• _Goal of the exercise_
Omit the pictures and return every entry exactly as written.

• _Listed entries_
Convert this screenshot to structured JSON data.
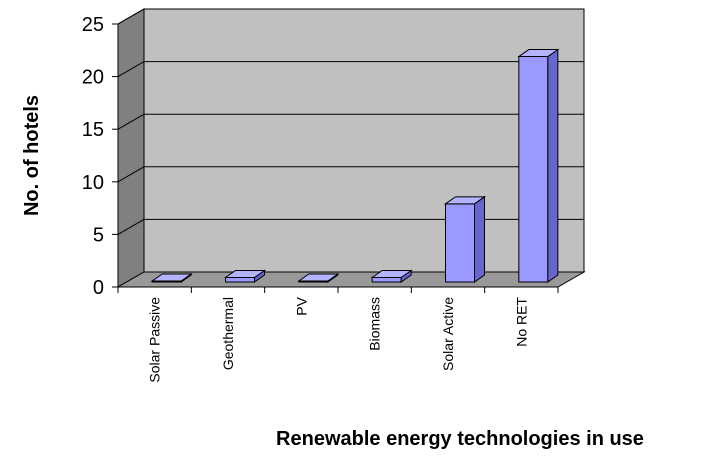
{
  "chart_data": {
    "type": "bar",
    "categories": [
      "Solar Passive",
      "Geothermal",
      "PV",
      "Biomass",
      "Solar Active",
      "No RET"
    ],
    "values": [
      0,
      1,
      0,
      1,
      8,
      22
    ],
    "xlabel": "Renewable energy technologies in use",
    "ylabel": "No. of hotels",
    "ylim": [
      0,
      25
    ],
    "yticks": [
      "0",
      "5",
      "10",
      "15",
      "20",
      "25"
    ],
    "grid": true,
    "legend": "none",
    "three_d": true,
    "colors": {
      "bar_front": "#9999ff",
      "bar_top": "#b3b3ff",
      "bar_side": "#6666cc",
      "wall": "#c0c0c0",
      "floor": "#999999",
      "side_wall": "#808080"
    }
  }
}
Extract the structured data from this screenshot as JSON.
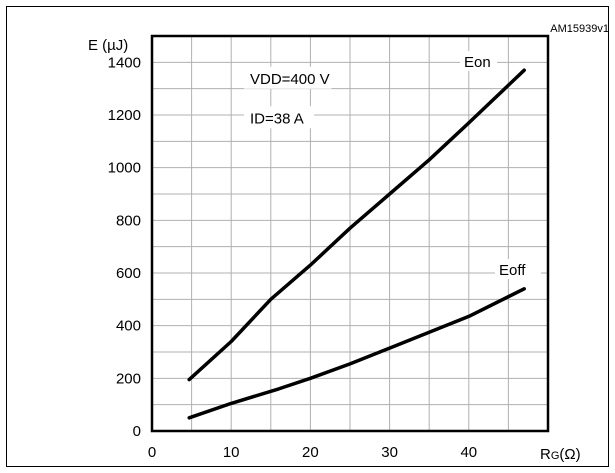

• _Expected output_
Convert this screenshot to structured JSON data.
{
  "chart_data": {
    "type": "bar",
    "categories": [
      "Solar Passive",
      "Geothermal",
      "PV",
      "Biomass",
      "Solar Active",
      "No RET"
    ],
    "values": [
      0,
      1,
      0,
      1,
      8,
      22
    ],
    "xlabel": "Renewable energy technologies in use",
    "ylabel": "No. of hotels",
    "ylim": [
      0,
      25
    ],
    "yticks": [
      "0",
      "5",
      "10",
      "15",
      "20",
      "25"
    ],
    "grid": true,
    "legend": "none",
    "three_d": true,
    "colors": {
      "bar_front": "#9999ff",
      "bar_top": "#b3b3ff",
      "bar_side": "#6666cc",
      "wall": "#c0c0c0",
      "floor": "#999999",
      "side_wall": "#808080"
    }
  }
}
Extract the structured data from this screenshot as JSON.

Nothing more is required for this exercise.